§ Data:
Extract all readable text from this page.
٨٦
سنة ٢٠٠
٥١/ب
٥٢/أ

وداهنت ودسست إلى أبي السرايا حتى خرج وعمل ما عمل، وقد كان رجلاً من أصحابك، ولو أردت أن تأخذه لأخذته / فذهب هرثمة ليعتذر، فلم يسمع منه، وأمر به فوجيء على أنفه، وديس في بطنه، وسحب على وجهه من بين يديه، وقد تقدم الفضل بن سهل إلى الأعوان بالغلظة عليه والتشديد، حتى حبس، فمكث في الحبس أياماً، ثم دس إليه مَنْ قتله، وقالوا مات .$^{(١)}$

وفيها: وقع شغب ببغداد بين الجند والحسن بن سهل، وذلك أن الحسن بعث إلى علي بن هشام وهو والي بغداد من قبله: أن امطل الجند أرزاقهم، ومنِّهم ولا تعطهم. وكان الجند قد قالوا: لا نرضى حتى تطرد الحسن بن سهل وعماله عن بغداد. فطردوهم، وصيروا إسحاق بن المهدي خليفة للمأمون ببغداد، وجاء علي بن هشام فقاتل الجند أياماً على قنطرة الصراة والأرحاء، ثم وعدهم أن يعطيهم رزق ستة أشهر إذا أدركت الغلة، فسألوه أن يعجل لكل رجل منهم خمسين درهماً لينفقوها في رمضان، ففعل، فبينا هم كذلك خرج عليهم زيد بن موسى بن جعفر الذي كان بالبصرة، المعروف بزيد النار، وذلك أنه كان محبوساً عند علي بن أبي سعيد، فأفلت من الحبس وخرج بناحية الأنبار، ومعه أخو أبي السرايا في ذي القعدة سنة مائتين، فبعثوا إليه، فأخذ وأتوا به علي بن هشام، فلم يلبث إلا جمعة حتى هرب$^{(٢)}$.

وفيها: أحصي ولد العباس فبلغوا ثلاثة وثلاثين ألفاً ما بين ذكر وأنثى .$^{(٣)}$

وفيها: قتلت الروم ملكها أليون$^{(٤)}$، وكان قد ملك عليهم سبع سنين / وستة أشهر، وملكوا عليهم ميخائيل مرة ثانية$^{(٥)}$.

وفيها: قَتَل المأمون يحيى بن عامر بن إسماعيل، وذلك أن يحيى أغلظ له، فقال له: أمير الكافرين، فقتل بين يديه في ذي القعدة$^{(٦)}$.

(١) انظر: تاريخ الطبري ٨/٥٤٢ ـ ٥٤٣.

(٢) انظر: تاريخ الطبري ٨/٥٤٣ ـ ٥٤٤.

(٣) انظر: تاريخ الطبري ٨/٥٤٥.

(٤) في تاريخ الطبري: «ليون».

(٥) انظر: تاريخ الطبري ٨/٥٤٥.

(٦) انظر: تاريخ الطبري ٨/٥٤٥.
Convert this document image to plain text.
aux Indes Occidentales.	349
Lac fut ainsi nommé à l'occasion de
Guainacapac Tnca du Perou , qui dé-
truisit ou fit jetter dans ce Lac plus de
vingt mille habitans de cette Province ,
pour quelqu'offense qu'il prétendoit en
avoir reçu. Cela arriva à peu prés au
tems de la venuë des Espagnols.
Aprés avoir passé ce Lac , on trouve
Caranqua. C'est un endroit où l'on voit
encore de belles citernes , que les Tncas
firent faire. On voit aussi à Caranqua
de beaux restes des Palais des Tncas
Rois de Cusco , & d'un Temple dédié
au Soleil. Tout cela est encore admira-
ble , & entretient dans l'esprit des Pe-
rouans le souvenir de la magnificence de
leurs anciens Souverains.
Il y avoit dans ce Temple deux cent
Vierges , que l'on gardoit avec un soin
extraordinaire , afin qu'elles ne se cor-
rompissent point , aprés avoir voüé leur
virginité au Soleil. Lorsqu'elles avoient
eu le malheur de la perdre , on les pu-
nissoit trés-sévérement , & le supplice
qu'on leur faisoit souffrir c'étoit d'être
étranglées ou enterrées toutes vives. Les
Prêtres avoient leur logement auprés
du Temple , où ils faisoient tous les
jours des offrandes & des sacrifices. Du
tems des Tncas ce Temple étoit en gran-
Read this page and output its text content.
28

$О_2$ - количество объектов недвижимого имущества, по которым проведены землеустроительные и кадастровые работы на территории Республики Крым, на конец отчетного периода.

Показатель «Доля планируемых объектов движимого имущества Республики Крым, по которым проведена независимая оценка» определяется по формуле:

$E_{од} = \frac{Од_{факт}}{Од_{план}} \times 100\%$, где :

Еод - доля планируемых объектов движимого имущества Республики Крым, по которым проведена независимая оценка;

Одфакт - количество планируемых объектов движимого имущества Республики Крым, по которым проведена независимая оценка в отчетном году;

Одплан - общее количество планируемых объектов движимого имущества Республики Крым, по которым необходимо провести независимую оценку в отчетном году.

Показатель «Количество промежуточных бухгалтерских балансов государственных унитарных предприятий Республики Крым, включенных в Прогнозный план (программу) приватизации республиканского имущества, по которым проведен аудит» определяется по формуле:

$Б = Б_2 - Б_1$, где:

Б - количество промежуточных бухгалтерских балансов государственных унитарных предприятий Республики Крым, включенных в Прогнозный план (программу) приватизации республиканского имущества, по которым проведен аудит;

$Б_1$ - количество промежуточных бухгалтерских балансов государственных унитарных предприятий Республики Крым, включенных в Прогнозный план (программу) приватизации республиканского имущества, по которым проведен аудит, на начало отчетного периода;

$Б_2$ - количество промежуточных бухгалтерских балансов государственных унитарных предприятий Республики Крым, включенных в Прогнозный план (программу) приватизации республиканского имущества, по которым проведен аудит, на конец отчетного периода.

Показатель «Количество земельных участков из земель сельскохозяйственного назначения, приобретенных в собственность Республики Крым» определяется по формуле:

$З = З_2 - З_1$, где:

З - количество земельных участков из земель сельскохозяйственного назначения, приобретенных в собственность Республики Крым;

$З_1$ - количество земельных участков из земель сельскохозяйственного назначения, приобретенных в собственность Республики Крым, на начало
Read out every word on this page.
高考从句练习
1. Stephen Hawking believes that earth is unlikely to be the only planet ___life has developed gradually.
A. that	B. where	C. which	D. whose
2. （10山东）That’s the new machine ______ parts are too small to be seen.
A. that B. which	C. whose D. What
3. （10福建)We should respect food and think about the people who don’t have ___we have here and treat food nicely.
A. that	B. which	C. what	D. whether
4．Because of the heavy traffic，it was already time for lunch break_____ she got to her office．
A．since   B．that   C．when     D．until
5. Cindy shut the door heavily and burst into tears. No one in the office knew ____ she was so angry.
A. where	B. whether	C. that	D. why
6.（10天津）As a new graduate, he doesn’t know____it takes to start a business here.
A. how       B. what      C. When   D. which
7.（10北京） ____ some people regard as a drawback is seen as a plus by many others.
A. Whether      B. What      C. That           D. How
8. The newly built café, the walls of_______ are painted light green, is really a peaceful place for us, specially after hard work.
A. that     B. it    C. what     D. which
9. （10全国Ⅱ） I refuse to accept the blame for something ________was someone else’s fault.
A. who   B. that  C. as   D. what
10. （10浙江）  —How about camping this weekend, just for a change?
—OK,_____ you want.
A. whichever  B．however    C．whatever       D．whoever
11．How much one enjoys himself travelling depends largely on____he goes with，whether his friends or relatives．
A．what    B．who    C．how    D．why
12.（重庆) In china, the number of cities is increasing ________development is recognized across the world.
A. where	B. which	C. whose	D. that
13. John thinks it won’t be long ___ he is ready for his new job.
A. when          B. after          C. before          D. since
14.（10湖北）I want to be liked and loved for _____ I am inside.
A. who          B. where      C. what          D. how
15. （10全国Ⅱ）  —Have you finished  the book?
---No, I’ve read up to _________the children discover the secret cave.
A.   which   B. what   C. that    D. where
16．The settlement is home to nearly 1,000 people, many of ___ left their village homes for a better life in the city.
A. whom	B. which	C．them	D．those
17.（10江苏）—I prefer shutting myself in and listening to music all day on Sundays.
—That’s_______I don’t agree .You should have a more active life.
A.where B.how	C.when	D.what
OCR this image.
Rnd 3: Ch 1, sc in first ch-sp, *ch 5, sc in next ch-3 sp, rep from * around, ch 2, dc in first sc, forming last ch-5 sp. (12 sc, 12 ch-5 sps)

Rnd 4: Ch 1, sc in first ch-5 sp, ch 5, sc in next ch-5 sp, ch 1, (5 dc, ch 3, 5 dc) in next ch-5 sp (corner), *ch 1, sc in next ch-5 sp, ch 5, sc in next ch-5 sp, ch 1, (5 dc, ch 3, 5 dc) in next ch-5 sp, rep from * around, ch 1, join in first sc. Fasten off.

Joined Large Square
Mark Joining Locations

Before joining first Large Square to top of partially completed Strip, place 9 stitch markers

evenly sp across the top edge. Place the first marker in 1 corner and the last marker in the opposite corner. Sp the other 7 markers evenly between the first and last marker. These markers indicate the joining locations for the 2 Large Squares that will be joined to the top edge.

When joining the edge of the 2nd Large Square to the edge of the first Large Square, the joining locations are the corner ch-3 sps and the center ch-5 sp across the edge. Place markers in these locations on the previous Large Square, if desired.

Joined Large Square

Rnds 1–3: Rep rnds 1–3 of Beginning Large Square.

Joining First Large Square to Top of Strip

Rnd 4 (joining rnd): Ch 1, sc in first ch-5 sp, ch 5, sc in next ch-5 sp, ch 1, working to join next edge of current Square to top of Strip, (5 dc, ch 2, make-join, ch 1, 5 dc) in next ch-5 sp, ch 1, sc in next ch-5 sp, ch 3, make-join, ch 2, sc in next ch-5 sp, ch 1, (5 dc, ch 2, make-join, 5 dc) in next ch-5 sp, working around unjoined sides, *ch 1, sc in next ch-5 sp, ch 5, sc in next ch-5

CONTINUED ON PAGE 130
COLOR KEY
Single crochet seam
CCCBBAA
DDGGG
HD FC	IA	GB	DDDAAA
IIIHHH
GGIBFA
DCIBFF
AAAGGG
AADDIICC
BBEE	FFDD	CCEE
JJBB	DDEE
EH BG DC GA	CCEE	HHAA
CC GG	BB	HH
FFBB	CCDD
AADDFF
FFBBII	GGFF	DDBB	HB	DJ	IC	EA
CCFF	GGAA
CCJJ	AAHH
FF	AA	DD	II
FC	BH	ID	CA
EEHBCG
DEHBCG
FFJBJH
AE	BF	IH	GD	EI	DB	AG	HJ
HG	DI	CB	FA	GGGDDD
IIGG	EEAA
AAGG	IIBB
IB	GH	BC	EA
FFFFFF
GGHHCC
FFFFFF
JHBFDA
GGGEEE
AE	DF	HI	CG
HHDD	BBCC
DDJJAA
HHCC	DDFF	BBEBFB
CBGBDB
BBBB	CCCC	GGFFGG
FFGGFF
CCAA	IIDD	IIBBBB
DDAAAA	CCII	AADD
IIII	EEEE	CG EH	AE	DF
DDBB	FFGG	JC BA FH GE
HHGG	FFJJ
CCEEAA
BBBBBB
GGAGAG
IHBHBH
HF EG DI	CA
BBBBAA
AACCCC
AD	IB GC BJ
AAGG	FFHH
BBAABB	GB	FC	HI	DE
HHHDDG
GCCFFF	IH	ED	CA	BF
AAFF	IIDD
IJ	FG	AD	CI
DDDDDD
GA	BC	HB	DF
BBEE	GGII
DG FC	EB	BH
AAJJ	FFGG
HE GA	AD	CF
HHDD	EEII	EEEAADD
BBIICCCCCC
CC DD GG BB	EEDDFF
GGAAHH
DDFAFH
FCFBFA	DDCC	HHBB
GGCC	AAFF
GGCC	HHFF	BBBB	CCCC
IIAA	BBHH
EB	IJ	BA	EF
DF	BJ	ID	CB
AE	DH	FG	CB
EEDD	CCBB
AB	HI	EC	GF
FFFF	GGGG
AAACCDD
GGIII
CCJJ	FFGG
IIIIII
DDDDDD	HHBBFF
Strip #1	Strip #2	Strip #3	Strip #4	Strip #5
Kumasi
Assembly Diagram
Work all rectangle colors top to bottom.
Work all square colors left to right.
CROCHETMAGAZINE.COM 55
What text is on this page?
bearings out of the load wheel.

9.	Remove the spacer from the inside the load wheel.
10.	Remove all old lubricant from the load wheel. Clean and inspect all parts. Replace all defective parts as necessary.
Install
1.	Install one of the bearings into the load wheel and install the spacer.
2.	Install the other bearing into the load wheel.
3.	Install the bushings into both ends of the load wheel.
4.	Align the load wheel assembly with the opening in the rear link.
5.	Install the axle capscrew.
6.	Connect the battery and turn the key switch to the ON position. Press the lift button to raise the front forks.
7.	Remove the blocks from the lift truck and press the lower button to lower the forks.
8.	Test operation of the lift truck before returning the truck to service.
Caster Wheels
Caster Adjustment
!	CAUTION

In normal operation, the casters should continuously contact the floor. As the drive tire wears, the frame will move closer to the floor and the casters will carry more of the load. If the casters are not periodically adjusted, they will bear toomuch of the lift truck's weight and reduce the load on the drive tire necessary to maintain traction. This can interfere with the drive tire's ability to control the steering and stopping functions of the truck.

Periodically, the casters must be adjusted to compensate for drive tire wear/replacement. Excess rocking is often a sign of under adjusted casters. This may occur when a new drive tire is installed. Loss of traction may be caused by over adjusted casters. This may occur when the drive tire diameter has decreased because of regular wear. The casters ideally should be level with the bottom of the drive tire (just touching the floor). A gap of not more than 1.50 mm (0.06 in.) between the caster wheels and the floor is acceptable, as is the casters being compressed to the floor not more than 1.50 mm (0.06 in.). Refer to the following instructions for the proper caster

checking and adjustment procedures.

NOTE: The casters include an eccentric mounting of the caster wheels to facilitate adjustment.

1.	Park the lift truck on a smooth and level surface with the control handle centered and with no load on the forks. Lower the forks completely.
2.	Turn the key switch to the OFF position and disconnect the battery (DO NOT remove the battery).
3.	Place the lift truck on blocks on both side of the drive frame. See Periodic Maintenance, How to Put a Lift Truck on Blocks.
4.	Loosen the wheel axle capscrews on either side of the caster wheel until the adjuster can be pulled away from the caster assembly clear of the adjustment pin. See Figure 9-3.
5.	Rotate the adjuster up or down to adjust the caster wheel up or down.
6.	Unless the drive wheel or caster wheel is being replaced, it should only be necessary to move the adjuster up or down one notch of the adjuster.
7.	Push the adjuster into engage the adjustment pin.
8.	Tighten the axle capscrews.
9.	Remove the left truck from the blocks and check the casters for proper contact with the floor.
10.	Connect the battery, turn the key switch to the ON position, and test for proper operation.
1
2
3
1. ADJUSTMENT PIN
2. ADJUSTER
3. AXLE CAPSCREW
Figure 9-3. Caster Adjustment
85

§ What to produce: Determine how many lines of the data contain the word "from", and reply with that number only.

§ Solution for this problem: 8